| WHAT THIS TASK INVOLVES |
Extract each line bearing the word "dilution".

------------------------------

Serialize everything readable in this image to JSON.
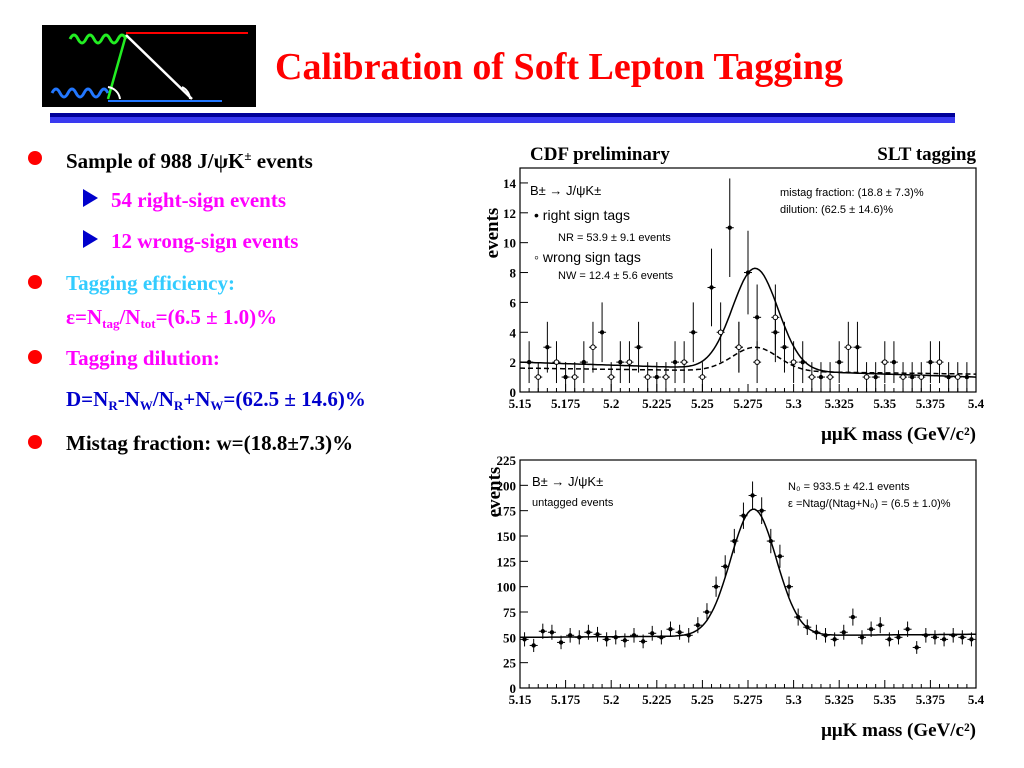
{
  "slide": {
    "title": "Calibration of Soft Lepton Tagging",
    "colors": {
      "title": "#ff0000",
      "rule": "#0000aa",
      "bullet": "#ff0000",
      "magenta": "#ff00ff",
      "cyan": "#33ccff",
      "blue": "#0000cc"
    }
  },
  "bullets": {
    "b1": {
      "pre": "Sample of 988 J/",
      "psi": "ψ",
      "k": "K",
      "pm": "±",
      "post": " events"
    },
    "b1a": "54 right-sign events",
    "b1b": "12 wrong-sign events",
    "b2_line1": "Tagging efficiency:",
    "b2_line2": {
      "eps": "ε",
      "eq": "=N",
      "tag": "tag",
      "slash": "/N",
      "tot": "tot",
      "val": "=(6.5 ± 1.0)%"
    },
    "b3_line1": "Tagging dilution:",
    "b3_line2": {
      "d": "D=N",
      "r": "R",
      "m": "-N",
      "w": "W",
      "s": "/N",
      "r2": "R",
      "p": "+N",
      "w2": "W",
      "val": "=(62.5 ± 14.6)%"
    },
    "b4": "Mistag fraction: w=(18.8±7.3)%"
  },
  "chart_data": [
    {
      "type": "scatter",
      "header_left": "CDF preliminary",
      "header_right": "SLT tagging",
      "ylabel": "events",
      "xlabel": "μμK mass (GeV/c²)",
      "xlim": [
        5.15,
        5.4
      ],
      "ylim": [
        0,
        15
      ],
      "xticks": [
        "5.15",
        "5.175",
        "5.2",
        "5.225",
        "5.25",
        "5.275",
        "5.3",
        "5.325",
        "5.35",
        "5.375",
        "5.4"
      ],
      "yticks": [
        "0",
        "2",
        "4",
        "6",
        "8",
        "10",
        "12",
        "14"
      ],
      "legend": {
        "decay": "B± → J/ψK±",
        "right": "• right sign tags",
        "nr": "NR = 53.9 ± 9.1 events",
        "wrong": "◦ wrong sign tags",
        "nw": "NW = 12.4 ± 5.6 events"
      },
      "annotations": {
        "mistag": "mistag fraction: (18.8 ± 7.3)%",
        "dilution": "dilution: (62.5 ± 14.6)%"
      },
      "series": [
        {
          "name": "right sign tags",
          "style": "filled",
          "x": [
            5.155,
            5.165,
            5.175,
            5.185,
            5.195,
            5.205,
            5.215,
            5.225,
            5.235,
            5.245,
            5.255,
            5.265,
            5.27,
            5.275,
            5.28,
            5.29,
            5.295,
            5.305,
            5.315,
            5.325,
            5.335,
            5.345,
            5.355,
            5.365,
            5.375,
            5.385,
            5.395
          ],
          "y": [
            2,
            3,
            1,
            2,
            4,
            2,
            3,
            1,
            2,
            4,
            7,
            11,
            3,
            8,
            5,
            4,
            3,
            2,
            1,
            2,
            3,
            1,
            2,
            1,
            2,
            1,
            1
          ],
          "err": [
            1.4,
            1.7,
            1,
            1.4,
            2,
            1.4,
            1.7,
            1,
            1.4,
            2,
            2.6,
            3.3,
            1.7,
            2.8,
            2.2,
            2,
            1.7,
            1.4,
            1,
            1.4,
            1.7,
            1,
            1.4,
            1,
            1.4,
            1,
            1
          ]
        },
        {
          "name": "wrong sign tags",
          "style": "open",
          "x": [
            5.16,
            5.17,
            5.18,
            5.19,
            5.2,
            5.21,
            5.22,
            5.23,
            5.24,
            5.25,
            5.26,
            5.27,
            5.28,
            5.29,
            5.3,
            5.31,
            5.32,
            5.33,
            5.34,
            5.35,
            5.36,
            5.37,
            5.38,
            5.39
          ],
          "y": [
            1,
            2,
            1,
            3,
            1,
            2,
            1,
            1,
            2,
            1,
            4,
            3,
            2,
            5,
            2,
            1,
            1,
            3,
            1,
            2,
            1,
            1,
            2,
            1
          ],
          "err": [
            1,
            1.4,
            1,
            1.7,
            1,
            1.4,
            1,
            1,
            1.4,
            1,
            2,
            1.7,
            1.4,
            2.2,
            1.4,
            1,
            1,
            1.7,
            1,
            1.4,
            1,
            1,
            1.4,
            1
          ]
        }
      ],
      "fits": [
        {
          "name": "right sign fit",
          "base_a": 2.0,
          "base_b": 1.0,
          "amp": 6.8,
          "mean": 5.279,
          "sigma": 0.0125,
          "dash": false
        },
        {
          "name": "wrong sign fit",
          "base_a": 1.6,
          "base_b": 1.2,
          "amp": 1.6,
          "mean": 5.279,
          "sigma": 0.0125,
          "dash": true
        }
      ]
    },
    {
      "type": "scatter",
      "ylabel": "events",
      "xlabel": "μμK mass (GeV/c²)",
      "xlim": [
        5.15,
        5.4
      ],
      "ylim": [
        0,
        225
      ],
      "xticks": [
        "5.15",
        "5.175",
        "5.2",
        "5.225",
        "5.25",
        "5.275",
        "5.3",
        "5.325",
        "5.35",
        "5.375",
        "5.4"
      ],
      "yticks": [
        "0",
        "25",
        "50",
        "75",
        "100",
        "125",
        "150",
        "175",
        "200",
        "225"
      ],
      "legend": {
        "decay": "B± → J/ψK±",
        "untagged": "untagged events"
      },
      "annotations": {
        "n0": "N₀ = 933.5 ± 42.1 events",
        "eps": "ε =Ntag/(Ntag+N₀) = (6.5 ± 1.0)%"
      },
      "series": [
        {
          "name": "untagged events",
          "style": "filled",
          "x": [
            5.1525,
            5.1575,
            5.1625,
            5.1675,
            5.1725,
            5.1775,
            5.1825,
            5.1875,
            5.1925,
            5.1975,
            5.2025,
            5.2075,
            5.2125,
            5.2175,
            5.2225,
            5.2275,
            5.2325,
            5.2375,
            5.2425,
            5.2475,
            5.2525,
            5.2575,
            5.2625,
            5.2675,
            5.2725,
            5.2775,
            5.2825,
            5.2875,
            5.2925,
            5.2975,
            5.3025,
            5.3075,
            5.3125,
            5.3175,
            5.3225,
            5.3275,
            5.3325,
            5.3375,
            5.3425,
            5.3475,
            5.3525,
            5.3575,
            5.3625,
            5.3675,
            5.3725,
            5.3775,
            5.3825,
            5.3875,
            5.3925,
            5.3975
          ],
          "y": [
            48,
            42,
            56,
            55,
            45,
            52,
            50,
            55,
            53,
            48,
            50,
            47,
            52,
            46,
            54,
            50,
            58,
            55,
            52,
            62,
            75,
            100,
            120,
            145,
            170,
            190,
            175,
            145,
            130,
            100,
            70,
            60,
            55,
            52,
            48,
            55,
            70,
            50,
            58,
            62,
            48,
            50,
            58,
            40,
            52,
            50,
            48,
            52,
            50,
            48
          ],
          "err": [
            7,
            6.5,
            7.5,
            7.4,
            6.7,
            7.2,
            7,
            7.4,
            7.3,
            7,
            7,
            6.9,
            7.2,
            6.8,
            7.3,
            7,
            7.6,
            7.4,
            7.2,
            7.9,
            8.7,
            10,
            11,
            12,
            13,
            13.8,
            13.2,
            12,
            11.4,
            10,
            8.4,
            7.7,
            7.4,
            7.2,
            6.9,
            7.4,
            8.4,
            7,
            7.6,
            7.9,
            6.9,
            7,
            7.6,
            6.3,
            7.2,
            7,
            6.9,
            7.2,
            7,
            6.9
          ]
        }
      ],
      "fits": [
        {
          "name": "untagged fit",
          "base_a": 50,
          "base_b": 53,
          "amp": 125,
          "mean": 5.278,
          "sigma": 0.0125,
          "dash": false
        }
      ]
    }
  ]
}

------------------------------

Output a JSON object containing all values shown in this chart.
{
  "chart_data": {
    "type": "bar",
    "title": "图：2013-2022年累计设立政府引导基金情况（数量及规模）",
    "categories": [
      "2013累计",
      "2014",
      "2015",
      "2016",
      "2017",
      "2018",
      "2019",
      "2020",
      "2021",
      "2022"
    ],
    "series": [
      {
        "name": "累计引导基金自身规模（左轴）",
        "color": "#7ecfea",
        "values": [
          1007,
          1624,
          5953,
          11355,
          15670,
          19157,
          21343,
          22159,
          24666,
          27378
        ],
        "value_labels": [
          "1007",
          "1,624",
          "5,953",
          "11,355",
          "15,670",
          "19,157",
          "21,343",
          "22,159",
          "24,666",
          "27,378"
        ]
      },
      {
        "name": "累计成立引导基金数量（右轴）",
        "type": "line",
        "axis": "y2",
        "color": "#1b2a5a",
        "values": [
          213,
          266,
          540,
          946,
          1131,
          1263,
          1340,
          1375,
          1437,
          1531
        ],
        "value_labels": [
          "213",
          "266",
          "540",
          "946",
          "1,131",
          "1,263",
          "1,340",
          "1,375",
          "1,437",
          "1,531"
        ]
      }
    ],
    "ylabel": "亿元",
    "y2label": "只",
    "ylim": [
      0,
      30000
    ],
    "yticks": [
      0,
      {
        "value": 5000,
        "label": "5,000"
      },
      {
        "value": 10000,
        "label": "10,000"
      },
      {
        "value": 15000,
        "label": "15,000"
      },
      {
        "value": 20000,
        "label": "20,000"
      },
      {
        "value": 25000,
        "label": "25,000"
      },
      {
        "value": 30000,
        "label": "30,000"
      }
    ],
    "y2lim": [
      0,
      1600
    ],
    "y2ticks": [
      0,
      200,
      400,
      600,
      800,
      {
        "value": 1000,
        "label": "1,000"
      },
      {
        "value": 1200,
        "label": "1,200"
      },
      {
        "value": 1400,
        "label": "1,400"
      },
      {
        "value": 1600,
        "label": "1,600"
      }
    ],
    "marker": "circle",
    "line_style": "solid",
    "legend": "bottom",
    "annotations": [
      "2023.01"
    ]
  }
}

------------------------------

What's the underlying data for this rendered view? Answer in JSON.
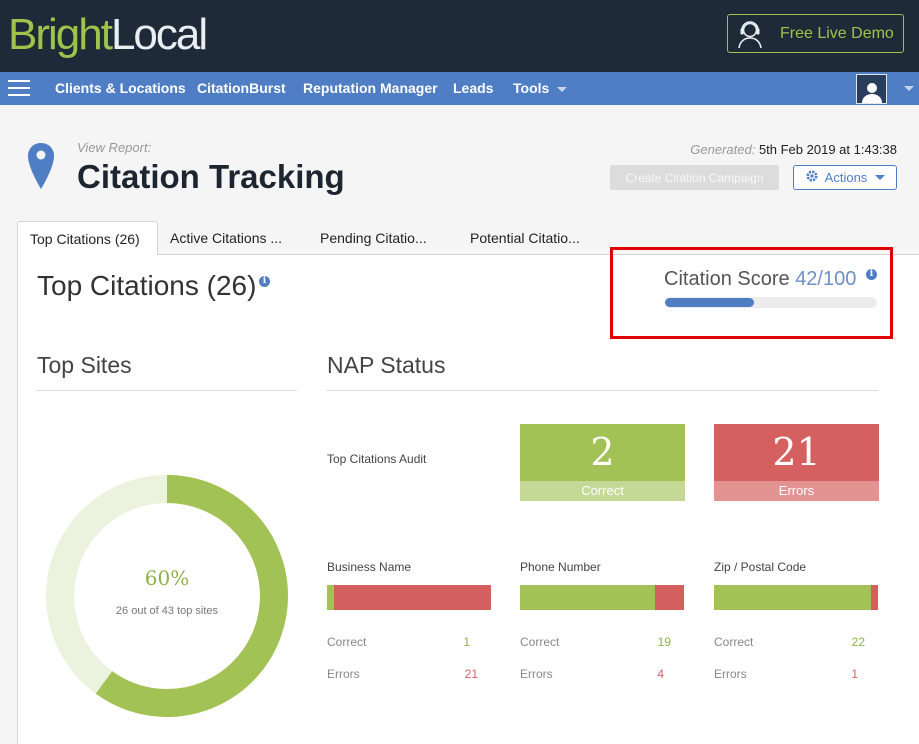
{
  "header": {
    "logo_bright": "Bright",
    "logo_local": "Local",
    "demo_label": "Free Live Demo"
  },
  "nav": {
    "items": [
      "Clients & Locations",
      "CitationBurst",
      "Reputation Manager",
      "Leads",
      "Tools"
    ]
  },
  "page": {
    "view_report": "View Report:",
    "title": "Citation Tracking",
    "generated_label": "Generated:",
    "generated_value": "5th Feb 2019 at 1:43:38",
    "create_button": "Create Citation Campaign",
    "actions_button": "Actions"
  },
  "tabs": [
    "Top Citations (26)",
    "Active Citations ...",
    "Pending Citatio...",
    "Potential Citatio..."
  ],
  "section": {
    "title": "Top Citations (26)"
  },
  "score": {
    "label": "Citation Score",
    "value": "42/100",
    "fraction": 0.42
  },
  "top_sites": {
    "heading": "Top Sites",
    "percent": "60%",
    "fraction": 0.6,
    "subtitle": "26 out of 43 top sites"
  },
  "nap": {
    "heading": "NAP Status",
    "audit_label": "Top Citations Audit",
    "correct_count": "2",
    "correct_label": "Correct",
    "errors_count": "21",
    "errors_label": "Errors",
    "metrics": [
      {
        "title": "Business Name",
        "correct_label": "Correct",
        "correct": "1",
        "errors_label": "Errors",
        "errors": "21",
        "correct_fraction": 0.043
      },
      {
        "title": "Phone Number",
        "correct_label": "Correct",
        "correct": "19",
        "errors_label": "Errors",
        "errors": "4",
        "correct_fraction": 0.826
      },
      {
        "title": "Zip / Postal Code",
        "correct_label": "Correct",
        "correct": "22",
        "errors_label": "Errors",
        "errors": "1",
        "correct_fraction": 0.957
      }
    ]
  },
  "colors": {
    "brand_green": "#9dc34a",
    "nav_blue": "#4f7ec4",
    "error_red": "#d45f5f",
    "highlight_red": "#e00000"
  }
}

------------------------------

| RESPONSE TO THE TASK |
    "b3_line1": "Tagging dilution:",
        "dilution": "dilution: (62.5 ± 14.6)%"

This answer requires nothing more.